(Exercise task) Using the records that follow, copy every line containing the word "Konrad".

-- begin Data for this exercise --

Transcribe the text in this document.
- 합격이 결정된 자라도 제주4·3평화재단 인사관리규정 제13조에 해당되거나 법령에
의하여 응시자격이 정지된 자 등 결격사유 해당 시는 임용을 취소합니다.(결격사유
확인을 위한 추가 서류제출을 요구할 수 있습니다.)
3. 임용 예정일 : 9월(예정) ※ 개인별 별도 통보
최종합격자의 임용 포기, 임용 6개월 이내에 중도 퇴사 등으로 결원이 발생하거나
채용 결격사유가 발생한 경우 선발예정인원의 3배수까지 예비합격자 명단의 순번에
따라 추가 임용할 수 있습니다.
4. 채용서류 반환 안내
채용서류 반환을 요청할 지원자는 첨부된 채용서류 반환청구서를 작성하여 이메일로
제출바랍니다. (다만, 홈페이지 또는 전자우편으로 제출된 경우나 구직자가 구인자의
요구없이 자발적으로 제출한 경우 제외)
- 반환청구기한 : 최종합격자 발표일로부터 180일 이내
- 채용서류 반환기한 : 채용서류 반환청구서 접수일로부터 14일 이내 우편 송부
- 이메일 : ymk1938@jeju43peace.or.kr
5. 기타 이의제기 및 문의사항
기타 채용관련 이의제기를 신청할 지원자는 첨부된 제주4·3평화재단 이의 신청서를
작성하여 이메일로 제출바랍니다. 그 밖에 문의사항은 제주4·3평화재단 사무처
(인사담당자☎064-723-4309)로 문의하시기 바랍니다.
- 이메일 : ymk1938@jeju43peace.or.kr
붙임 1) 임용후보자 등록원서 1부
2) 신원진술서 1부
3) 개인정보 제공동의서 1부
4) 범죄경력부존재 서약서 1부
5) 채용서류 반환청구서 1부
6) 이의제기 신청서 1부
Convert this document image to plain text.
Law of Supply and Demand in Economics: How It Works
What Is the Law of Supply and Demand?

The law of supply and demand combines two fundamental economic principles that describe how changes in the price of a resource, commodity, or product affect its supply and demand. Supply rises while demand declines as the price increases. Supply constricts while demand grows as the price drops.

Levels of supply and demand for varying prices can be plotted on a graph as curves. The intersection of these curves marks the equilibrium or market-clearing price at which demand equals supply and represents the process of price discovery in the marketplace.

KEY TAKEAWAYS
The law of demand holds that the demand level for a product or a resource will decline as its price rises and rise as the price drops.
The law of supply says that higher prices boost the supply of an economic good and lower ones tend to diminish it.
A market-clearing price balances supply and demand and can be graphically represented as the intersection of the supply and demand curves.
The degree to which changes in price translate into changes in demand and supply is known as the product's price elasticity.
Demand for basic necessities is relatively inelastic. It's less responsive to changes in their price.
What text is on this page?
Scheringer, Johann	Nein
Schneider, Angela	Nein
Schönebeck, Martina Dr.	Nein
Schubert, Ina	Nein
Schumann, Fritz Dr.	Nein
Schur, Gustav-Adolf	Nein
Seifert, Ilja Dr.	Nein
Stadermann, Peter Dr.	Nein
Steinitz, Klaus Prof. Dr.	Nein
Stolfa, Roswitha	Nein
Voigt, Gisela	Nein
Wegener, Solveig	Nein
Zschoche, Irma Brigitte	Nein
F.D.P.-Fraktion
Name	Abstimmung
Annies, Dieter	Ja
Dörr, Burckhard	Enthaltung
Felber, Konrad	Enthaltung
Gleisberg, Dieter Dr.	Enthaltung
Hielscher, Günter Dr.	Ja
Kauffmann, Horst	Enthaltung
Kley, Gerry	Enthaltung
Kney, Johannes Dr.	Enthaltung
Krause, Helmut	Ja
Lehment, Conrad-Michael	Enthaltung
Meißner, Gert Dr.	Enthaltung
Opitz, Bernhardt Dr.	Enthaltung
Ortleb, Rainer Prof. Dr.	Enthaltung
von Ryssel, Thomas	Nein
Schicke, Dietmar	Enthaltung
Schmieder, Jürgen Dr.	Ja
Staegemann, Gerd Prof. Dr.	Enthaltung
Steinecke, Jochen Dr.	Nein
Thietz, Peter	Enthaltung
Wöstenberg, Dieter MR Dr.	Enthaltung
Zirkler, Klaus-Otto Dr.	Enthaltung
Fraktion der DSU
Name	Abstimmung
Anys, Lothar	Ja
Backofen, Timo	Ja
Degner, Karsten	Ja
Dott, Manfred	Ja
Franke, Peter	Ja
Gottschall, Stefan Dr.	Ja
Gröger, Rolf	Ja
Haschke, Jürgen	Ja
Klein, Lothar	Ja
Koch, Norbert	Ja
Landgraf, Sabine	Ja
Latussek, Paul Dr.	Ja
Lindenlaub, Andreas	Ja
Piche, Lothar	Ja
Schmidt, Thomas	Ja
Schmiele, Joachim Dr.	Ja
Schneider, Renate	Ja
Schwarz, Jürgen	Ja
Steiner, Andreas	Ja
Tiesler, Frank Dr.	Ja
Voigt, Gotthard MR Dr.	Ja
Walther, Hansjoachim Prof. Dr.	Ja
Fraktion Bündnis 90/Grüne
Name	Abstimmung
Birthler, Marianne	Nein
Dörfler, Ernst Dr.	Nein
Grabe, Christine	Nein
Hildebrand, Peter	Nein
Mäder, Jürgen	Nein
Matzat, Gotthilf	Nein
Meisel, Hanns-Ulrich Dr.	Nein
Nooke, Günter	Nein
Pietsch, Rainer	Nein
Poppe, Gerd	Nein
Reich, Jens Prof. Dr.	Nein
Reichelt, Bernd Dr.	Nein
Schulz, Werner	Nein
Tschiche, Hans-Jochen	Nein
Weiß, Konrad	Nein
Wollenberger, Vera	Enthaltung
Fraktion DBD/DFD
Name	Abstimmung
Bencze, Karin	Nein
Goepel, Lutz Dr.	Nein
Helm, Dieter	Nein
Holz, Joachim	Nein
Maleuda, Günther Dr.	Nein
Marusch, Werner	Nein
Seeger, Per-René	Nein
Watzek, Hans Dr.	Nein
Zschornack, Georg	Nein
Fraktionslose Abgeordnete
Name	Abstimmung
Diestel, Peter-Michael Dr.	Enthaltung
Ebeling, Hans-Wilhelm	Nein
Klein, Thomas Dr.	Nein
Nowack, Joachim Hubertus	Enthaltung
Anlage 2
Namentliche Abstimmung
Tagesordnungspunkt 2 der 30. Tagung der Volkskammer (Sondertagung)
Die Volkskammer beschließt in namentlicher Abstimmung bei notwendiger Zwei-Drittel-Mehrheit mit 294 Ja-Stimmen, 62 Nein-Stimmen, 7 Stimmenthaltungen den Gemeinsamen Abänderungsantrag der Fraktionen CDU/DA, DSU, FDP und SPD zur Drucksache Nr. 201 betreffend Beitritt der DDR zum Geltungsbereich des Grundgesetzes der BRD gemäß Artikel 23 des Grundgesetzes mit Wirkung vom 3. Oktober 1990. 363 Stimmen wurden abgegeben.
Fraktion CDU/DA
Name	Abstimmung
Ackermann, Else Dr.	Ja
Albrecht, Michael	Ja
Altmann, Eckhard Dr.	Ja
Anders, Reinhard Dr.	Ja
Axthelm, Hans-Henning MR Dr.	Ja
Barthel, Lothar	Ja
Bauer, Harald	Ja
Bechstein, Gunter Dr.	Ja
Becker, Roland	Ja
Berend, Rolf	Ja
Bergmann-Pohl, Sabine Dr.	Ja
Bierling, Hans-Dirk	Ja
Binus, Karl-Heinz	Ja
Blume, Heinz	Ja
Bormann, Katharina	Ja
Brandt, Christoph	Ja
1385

-- end Data for this exercise --

(Correct answer)
Felber, Konrad	Enthaltung
Weiß, Konrad	Nein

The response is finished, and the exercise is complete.